Dataset records:
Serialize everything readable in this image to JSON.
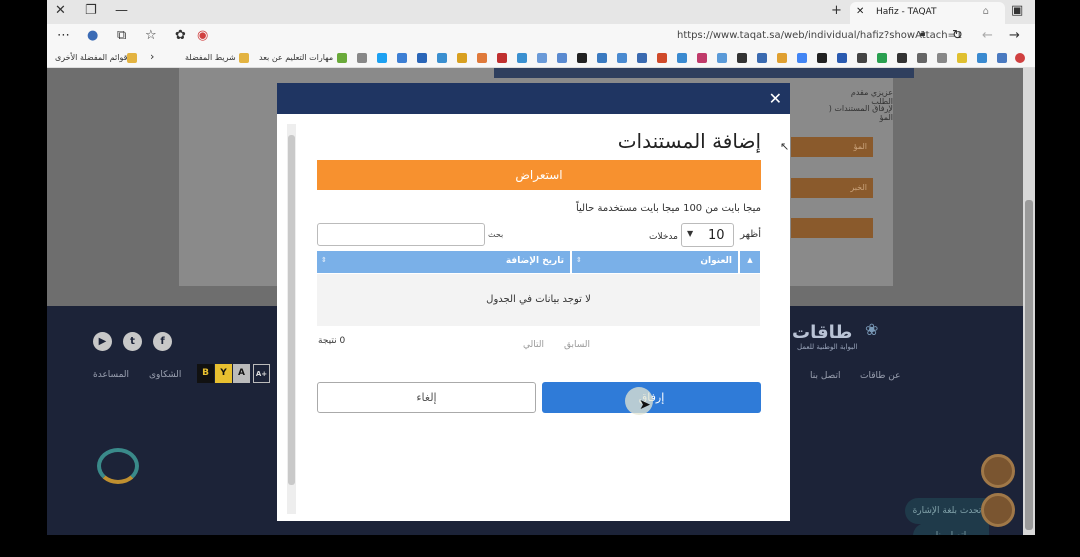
{
  "browser": {
    "tab_title": "Hafiz - TAQAT",
    "url": "https://www.taqat.sa/web/individual/hafiz?showAttach=1",
    "bookmarks": {
      "other_favorites": "قوائم المفضلة الأخرى",
      "favorites_bar": "شريط المفضلة",
      "remote_learning": "مهارات التعليم عن بعد"
    }
  },
  "background": {
    "intro_line1": "عزيزي مقدم الطلب",
    "intro_line2": "لإرفاق المستندات ( المؤ",
    "btn1": "المؤ",
    "btn2": "الخبر",
    "footer": {
      "brand": "طاقات",
      "brand_sub": "البوابة الوطنية للعمل",
      "links": [
        "عن طاقات",
        "اتصل بنا",
        "الشكاوى",
        "المساعدة"
      ],
      "accessibility": [
        "B",
        "Y",
        "A",
        "A+"
      ],
      "contact_pill": "اتصل بنا",
      "sign_pill": "تحدث بلغة الإشارة"
    }
  },
  "modal": {
    "title": "إضافة المستندات",
    "browse_label": "استعراض",
    "usage_note": "ميجا بايت من 100 ميجا بايت مستخدمة حالياً",
    "show_label": "أظهر",
    "page_size": "10",
    "entries_label": "مدخلات",
    "search_label": "بحث",
    "search_placeholder": "",
    "columns": [
      "العنوان",
      "تاريخ الإضافة"
    ],
    "empty_text": "لا توجد بيانات في الجدول",
    "result_count": "0 نتيجة",
    "prev_label": "السابق",
    "next_label": "التالي",
    "cancel_label": "إلغاء",
    "attach_label": "إرفاق"
  }
}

• Task to complete: Every entry above should be duplicated exactly. Do not include the images.

• Correct answer:
Serialize everything readable in this image to JSON.
{
  "browser": {
    "tab_title": "Hafiz - TAQAT",
    "url": "https://www.taqat.sa/web/individual/hafiz?showAttach=1",
    "bookmarks": {
      "other_favorites": "قوائم المفضلة الأخرى",
      "favorites_bar": "شريط المفضلة",
      "remote_learning": "مهارات التعليم عن بعد"
    }
  },
  "background": {
    "intro_line1": "عزيزي مقدم الطلب",
    "intro_line2": "لإرفاق المستندات ( المؤ",
    "btn1": "المؤ",
    "btn2": "الخبر",
    "footer": {
      "brand": "طاقات",
      "brand_sub": "البوابة الوطنية للعمل",
      "links": [
        "عن طاقات",
        "اتصل بنا",
        "الشكاوى",
        "المساعدة"
      ],
      "accessibility": [
        "B",
        "Y",
        "A",
        "A+"
      ],
      "contact_pill": "اتصل بنا",
      "sign_pill": "تحدث بلغة الإشارة"
    }
  },
  "modal": {
    "title": "إضافة المستندات",
    "browse_label": "استعراض",
    "usage_note": "ميجا بايت من 100 ميجا بايت مستخدمة حالياً",
    "show_label": "أظهر",
    "page_size": "10",
    "entries_label": "مدخلات",
    "search_label": "بحث",
    "search_placeholder": "",
    "columns": [
      "العنوان",
      "تاريخ الإضافة"
    ],
    "empty_text": "لا توجد بيانات في الجدول",
    "result_count": "0 نتيجة",
    "prev_label": "السابق",
    "next_label": "التالي",
    "cancel_label": "إلغاء",
    "attach_label": "إرفاق"
  }
}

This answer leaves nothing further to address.